_What the exercise asks_:
Exclude all pictures, then copy each of the records exactly as written.

----------

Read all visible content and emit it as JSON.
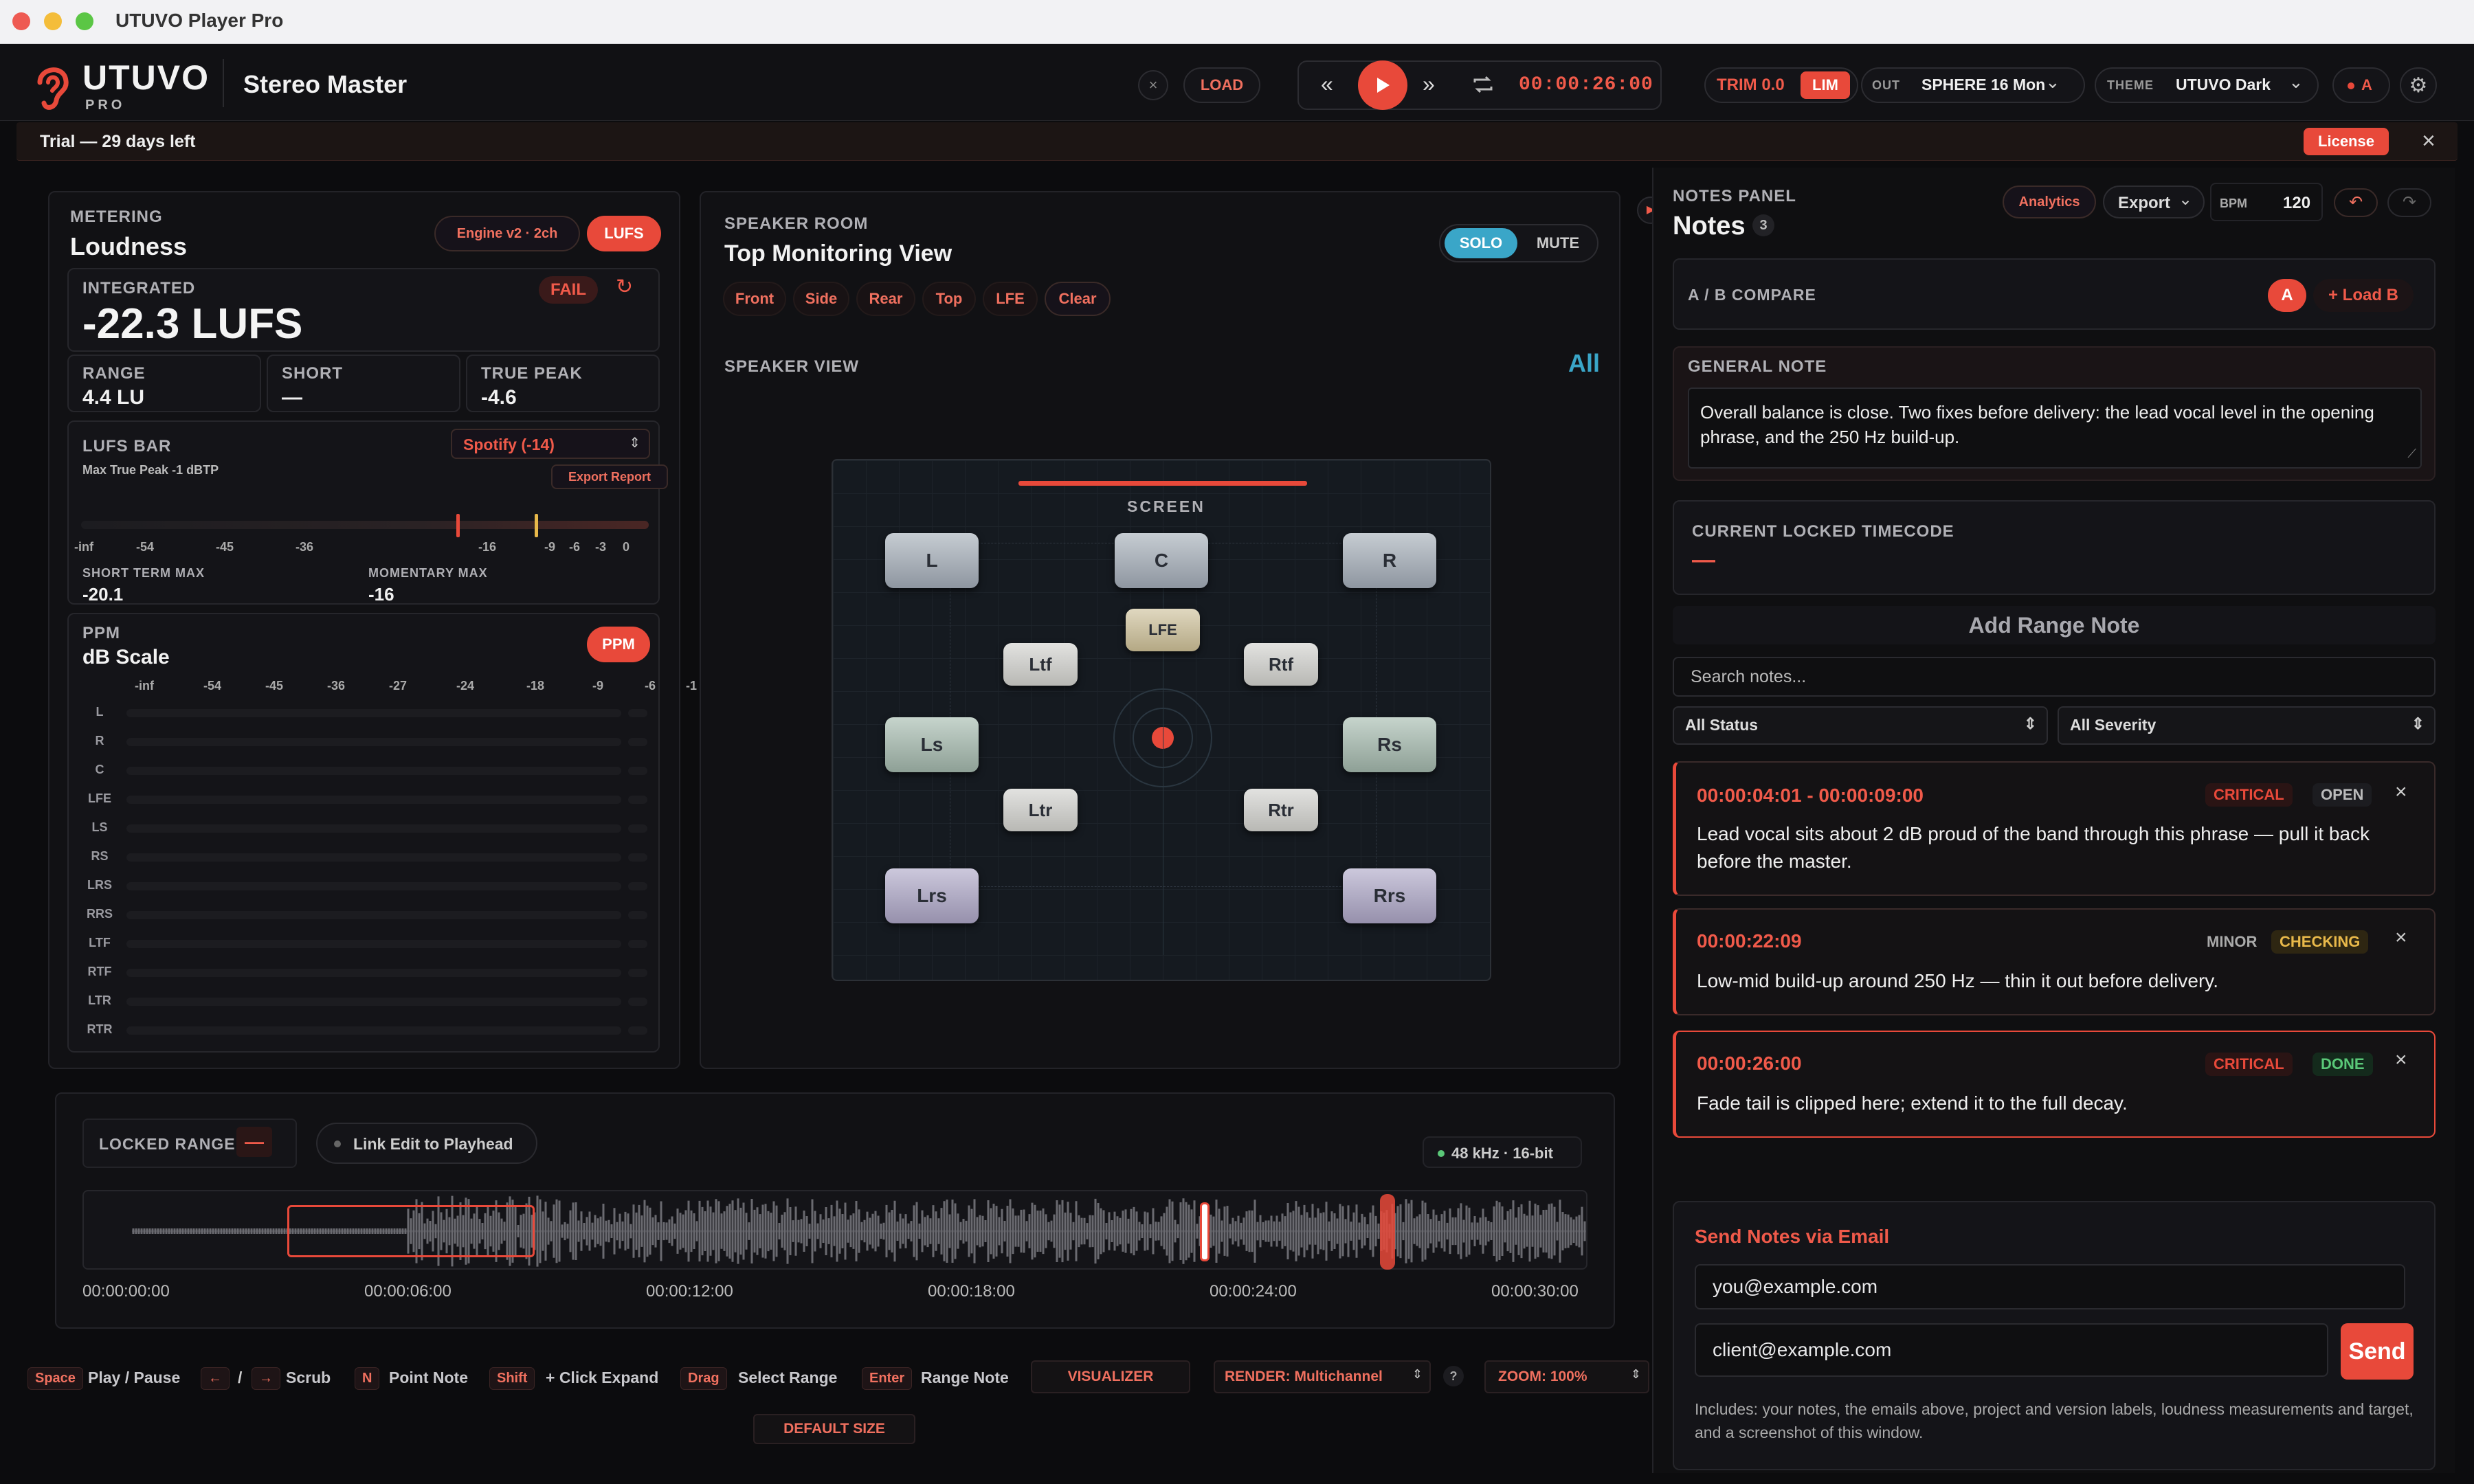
{
  "window": {
    "title": "UTUVO Player Pro"
  },
  "brand": {
    "name": "UTUVO",
    "edition": "PRO"
  },
  "project": {
    "title": "Stereo Master"
  },
  "transport": {
    "load_label": "LOAD",
    "timecode": "00:00:26:00"
  },
  "output": {
    "trim": "TRIM 0.0",
    "lim": "LIM",
    "out_label": "OUT",
    "device": "SPHERE 16 Mon",
    "theme_label": "THEME",
    "theme": "UTUVO Dark",
    "ab": "A"
  },
  "trial": {
    "text": "Trial — 29 days left",
    "license": "License"
  },
  "metering": {
    "section": "METERING",
    "title": "Loudness",
    "engine": "Engine v2 · 2ch",
    "lufs_btn": "LUFS",
    "integrated_label": "INTEGRATED",
    "integrated_value": "-22.3 LUFS",
    "status": "FAIL",
    "range_label": "RANGE",
    "range_value": "4.4 LU",
    "short_label": "SHORT",
    "short_value": "—",
    "tp_label": "TRUE PEAK",
    "tp_value": "-4.6",
    "bar_label": "LUFS BAR",
    "bar_sub": "Max True Peak -1 dBTP",
    "preset": "Spotify (-14)",
    "export": "Export Report",
    "scale": [
      "-inf",
      "-54",
      "-45",
      "-36",
      "-16",
      "-9",
      "-6",
      "-3",
      "0"
    ],
    "stm_label": "SHORT TERM MAX",
    "stm_value": "-20.1",
    "mm_label": "MOMENTARY MAX",
    "mm_value": "-16"
  },
  "ppm": {
    "section": "PPM",
    "title": "dB Scale",
    "btn": "PPM",
    "scale": [
      "-inf",
      "-54",
      "-45",
      "-36",
      "-27",
      "-24",
      "-18",
      "-9",
      "-6",
      "-1"
    ],
    "channels": [
      "L",
      "R",
      "C",
      "LFE",
      "LS",
      "RS",
      "LRS",
      "RRS",
      "LTF",
      "RTF",
      "LTR",
      "RTR"
    ]
  },
  "room": {
    "section": "SPEAKER ROOM",
    "title": "Top Monitoring View",
    "solo": "SOLO",
    "mute": "MUTE",
    "filters": [
      "Front",
      "Side",
      "Rear",
      "Top",
      "LFE",
      "Clear"
    ],
    "view_label": "SPEAKER VIEW",
    "view_all": "All",
    "screen": "SCREEN",
    "speakers": {
      "L": "L",
      "C": "C",
      "R": "R",
      "LFE": "LFE",
      "Ltf": "Ltf",
      "Rtf": "Rtf",
      "Ls": "Ls",
      "Rs": "Rs",
      "Ltr": "Ltr",
      "Rtr": "Rtr",
      "Lrs": "Lrs",
      "Rrs": "Rrs"
    }
  },
  "timeline": {
    "locked_label": "LOCKED RANGE",
    "locked_value": "—",
    "link_label": "Link Edit to Playhead",
    "format": "48 kHz · 16-bit",
    "times": [
      "00:00:00:00",
      "00:00:06:00",
      "00:00:12:00",
      "00:00:18:00",
      "00:00:24:00",
      "00:00:30:00"
    ]
  },
  "shortcuts": [
    {
      "key": "Space",
      "label": "Play / Pause"
    },
    {
      "key": "N",
      "label": "Point Note"
    },
    {
      "key": "Shift",
      "label": "+ Click Expand"
    },
    {
      "key": "Drag",
      "label": "Select Range"
    },
    {
      "key": "Enter",
      "label": "Range Note"
    }
  ],
  "scrub": {
    "sep": "/",
    "label": "Scrub",
    "left": "←",
    "right": "→"
  },
  "footer": {
    "visualizer": "VISUALIZER",
    "render": "RENDER: Multichannel",
    "help": "?",
    "zoom": "ZOOM: 100%",
    "default_size": "DEFAULT SIZE"
  },
  "notes": {
    "section": "NOTES PANEL",
    "title": "Notes",
    "count": "3",
    "analytics": "Analytics",
    "export": "Export",
    "bpm_label": "BPM",
    "bpm": "120",
    "ab_label": "A / B COMPARE",
    "ab_a": "A",
    "ab_b": "+ Load B",
    "general_label": "GENERAL NOTE",
    "general_text": "Overall balance is close. Two fixes before delivery: the lead vocal level in the opening phrase, and the 250 Hz build-up.",
    "locked_label": "CURRENT LOCKED TIMECODE",
    "locked_value": "—",
    "add_range": "Add Range Note",
    "search_placeholder": "Search notes...",
    "status_filter": "All Status",
    "severity_filter": "All Severity",
    "items": [
      {
        "time": "00:00:04:01 - 00:00:09:00",
        "severity": "CRITICAL",
        "state": "OPEN",
        "text": "Lead vocal sits about 2 dB proud of the band through this phrase — pull it back before the master."
      },
      {
        "time": "00:00:22:09",
        "severity": "MINOR",
        "state": "CHECKING",
        "text": "Low-mid build-up around 250 Hz — thin it out before delivery."
      },
      {
        "time": "00:00:26:00",
        "severity": "CRITICAL",
        "state": "DONE",
        "text": "Fade tail is clipped here; extend it to the full decay."
      }
    ],
    "email_title": "Send Notes via Email",
    "email1": "you@example.com",
    "email2": "client@example.com",
    "send": "Send",
    "email_info": "Includes: your notes, the emails above, project and version labels, loudness measurements and target, and a screenshot of this window."
  },
  "colors": {
    "accent": "#e8493a",
    "solo": "#3aa6c8",
    "done": "#5ac878",
    "checking": "#e8b84a"
  }
}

----------

_Written response_:
Read all visible content and emit it as JSON.
{
  "window": {
    "title": "UTUVO Player Pro"
  },
  "brand": {
    "name": "UTUVO",
    "edition": "PRO"
  },
  "project": {
    "title": "Stereo Master"
  },
  "transport": {
    "load_label": "LOAD",
    "timecode": "00:00:26:00"
  },
  "output": {
    "trim": "TRIM 0.0",
    "lim": "LIM",
    "out_label": "OUT",
    "device": "SPHERE 16 Mon",
    "theme_label": "THEME",
    "theme": "UTUVO Dark",
    "ab": "A"
  },
  "trial": {
    "text": "Trial — 29 days left",
    "license": "License"
  },
  "metering": {
    "section": "METERING",
    "title": "Loudness",
    "engine": "Engine v2 · 2ch",
    "lufs_btn": "LUFS",
    "integrated_label": "INTEGRATED",
    "integrated_value": "-22.3 LUFS",
    "status": "FAIL",
    "range_label": "RANGE",
    "range_value": "4.4 LU",
    "short_label": "SHORT",
    "short_value": "—",
    "tp_label": "TRUE PEAK",
    "tp_value": "-4.6",
    "bar_label": "LUFS BAR",
    "bar_sub": "Max True Peak -1 dBTP",
    "preset": "Spotify (-14)",
    "export": "Export Report",
    "scale": [
      "-inf",
      "-54",
      "-45",
      "-36",
      "-16",
      "-9",
      "-6",
      "-3",
      "0"
    ],
    "stm_label": "SHORT TERM MAX",
    "stm_value": "-20.1",
    "mm_label": "MOMENTARY MAX",
    "mm_value": "-16"
  },
  "ppm": {
    "section": "PPM",
    "title": "dB Scale",
    "btn": "PPM",
    "scale": [
      "-inf",
      "-54",
      "-45",
      "-36",
      "-27",
      "-24",
      "-18",
      "-9",
      "-6",
      "-1"
    ],
    "channels": [
      "L",
      "R",
      "C",
      "LFE",
      "LS",
      "RS",
      "LRS",
      "RRS",
      "LTF",
      "RTF",
      "LTR",
      "RTR"
    ]
  },
  "room": {
    "section": "SPEAKER ROOM",
    "title": "Top Monitoring View",
    "solo": "SOLO",
    "mute": "MUTE",
    "filters": [
      "Front",
      "Side",
      "Rear",
      "Top",
      "LFE",
      "Clear"
    ],
    "view_label": "SPEAKER VIEW",
    "view_all": "All",
    "screen": "SCREEN",
    "speakers": {
      "L": "L",
      "C": "C",
      "R": "R",
      "LFE": "LFE",
      "Ltf": "Ltf",
      "Rtf": "Rtf",
      "Ls": "Ls",
      "Rs": "Rs",
      "Ltr": "Ltr",
      "Rtr": "Rtr",
      "Lrs": "Lrs",
      "Rrs": "Rrs"
    }
  },
  "timeline": {
    "locked_label": "LOCKED RANGE",
    "locked_value": "—",
    "link_label": "Link Edit to Playhead",
    "format": "48 kHz · 16-bit",
    "times": [
      "00:00:00:00",
      "00:00:06:00",
      "00:00:12:00",
      "00:00:18:00",
      "00:00:24:00",
      "00:00:30:00"
    ]
  },
  "shortcuts": [
    {
      "key": "Space",
      "label": "Play / Pause"
    },
    {
      "key": "N",
      "label": "Point Note"
    },
    {
      "key": "Shift",
      "label": "+ Click Expand"
    },
    {
      "key": "Drag",
      "label": "Select Range"
    },
    {
      "key": "Enter",
      "label": "Range Note"
    }
  ],
  "scrub": {
    "sep": "/",
    "label": "Scrub",
    "left": "←",
    "right": "→"
  },
  "footer": {
    "visualizer": "VISUALIZER",
    "render": "RENDER: Multichannel",
    "help": "?",
    "zoom": "ZOOM: 100%",
    "default_size": "DEFAULT SIZE"
  },
  "notes": {
    "section": "NOTES PANEL",
    "title": "Notes",
    "count": "3",
    "analytics": "Analytics",
    "export": "Export",
    "bpm_label": "BPM",
    "bpm": "120",
    "ab_label": "A / B COMPARE",
    "ab_a": "A",
    "ab_b": "+ Load B",
    "general_label": "GENERAL NOTE",
    "general_text": "Overall balance is close. Two fixes before delivery: the lead vocal level in the opening phrase, and the 250 Hz build-up.",
    "locked_label": "CURRENT LOCKED TIMECODE",
    "locked_value": "—",
    "add_range": "Add Range Note",
    "search_placeholder": "Search notes...",
    "status_filter": "All Status",
    "severity_filter": "All Severity",
    "items": [
      {
        "time": "00:00:04:01 - 00:00:09:00",
        "severity": "CRITICAL",
        "state": "OPEN",
        "text": "Lead vocal sits about 2 dB proud of the band through this phrase — pull it back before the master."
      },
      {
        "time": "00:00:22:09",
        "severity": "MINOR",
        "state": "CHECKING",
        "text": "Low-mid build-up around 250 Hz — thin it out before delivery."
      },
      {
        "time": "00:00:26:00",
        "severity": "CRITICAL",
        "state": "DONE",
        "text": "Fade tail is clipped here; extend it to the full decay."
      }
    ],
    "email_title": "Send Notes via Email",
    "email1": "you@example.com",
    "email2": "client@example.com",
    "send": "Send",
    "email_info": "Includes: your notes, the emails above, project and version labels, loudness measurements and target, and a screenshot of this window."
  },
  "colors": {
    "accent": "#e8493a",
    "solo": "#3aa6c8",
    "done": "#5ac878",
    "checking": "#e8b84a"
  }
}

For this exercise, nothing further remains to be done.